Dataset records
********
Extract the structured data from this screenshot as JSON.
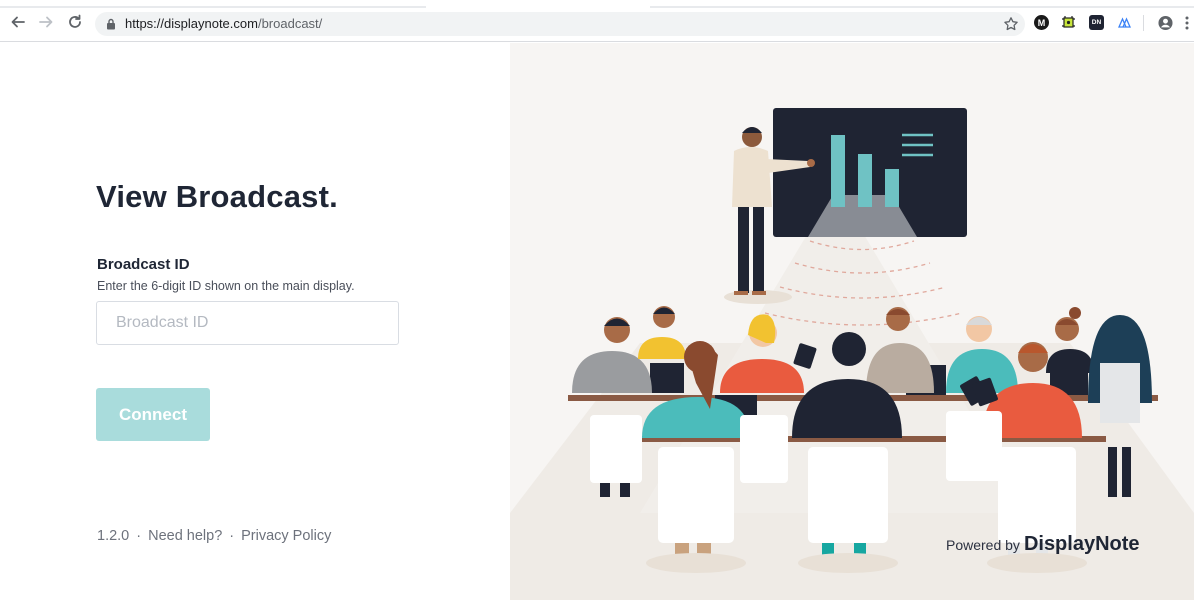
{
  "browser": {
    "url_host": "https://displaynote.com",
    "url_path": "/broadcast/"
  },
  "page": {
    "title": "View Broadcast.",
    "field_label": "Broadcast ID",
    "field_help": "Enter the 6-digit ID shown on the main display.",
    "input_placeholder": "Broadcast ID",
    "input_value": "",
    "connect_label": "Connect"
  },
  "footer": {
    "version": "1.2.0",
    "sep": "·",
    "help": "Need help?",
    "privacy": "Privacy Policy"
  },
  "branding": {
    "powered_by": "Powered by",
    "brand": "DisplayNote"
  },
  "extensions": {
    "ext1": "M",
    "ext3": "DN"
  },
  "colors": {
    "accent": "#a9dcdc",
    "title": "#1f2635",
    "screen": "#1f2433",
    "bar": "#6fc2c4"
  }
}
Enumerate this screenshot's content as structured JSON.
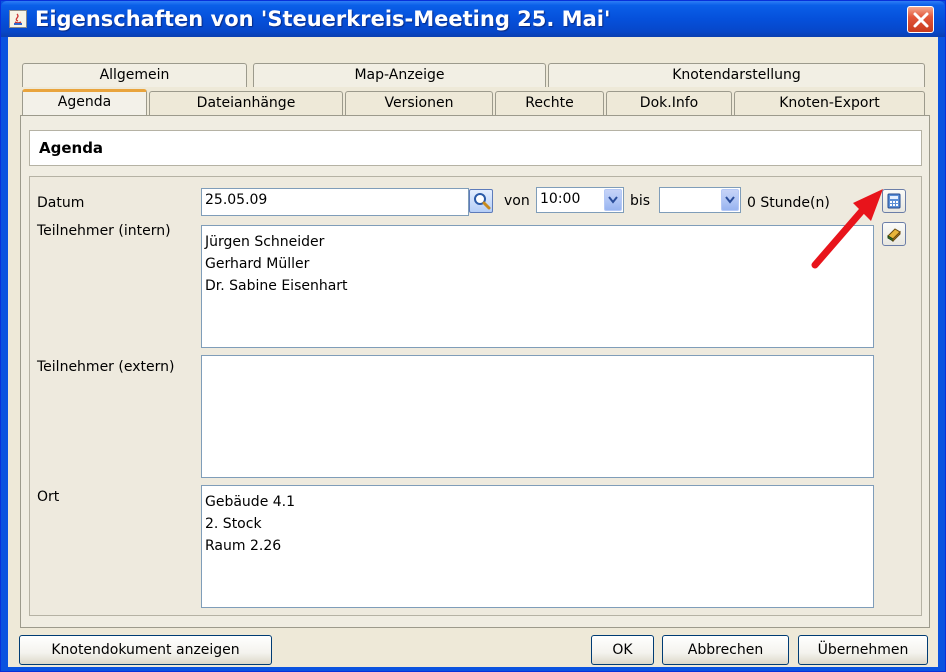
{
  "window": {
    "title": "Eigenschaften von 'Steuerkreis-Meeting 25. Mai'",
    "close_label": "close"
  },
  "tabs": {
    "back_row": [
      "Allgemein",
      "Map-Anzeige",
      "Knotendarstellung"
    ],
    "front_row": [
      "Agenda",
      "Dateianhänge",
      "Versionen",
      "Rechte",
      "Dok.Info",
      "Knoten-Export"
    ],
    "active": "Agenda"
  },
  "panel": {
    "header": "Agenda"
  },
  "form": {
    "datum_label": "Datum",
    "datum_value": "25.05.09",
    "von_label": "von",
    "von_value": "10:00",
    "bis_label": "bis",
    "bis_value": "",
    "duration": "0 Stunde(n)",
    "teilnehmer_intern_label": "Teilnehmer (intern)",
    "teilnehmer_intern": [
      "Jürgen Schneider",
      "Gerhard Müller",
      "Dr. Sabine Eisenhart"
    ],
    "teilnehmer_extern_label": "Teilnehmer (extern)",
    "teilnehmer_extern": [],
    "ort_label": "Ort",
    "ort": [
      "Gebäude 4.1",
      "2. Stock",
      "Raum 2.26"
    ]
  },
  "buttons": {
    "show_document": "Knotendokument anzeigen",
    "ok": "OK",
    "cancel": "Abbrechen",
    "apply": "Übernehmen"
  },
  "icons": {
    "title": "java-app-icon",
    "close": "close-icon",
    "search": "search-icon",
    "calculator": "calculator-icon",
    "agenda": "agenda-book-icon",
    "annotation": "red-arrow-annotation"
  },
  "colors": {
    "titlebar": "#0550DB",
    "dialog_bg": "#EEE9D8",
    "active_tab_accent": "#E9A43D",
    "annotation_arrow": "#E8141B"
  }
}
********
# STATED TASK
Keep the pictures out of your copy, and repeat every entry above exactly.

# ANSWER BELOW
Extract the structured data from this screenshot as JSON.
{
  "browser": {
    "url_host": "https://displaynote.com",
    "url_path": "/broadcast/"
  },
  "page": {
    "title": "View Broadcast.",
    "field_label": "Broadcast ID",
    "field_help": "Enter the 6-digit ID shown on the main display.",
    "input_placeholder": "Broadcast ID",
    "input_value": "",
    "connect_label": "Connect"
  },
  "footer": {
    "version": "1.2.0",
    "sep": "·",
    "help": "Need help?",
    "privacy": "Privacy Policy"
  },
  "branding": {
    "powered_by": "Powered by",
    "brand": "DisplayNote"
  },
  "extensions": {
    "ext1": "M",
    "ext3": "DN"
  },
  "colors": {
    "accent": "#a9dcdc",
    "title": "#1f2635",
    "screen": "#1f2433",
    "bar": "#6fc2c4"
  }
}
Enumerate this screenshot's content as structured JSON.
{
  "window": {
    "title": "Eigenschaften von 'Steuerkreis-Meeting 25. Mai'",
    "close_label": "close"
  },
  "tabs": {
    "back_row": [
      "Allgemein",
      "Map-Anzeige",
      "Knotendarstellung"
    ],
    "front_row": [
      "Agenda",
      "Dateianhänge",
      "Versionen",
      "Rechte",
      "Dok.Info",
      "Knoten-Export"
    ],
    "active": "Agenda"
  },
  "panel": {
    "header": "Agenda"
  },
  "form": {
    "datum_label": "Datum",
    "datum_value": "25.05.09",
    "von_label": "von",
    "von_value": "10:00",
    "bis_label": "bis",
    "bis_value": "",
    "duration": "0 Stunde(n)",
    "teilnehmer_intern_label": "Teilnehmer (intern)",
    "teilnehmer_intern": [
      "Jürgen Schneider",
      "Gerhard Müller",
      "Dr. Sabine Eisenhart"
    ],
    "teilnehmer_extern_label": "Teilnehmer (extern)",
    "teilnehmer_extern": [],
    "ort_label": "Ort",
    "ort": [
      "Gebäude 4.1",
      "2. Stock",
      "Raum 2.26"
    ]
  },
  "buttons": {
    "show_document": "Knotendokument anzeigen",
    "ok": "OK",
    "cancel": "Abbrechen",
    "apply": "Übernehmen"
  },
  "icons": {
    "title": "java-app-icon",
    "close": "close-icon",
    "search": "search-icon",
    "calculator": "calculator-icon",
    "agenda": "agenda-book-icon",
    "annotation": "red-arrow-annotation"
  },
  "colors": {
    "titlebar": "#0550DB",
    "dialog_bg": "#EEE9D8",
    "active_tab_accent": "#E9A43D",
    "annotation_arrow": "#E8141B"
  }
}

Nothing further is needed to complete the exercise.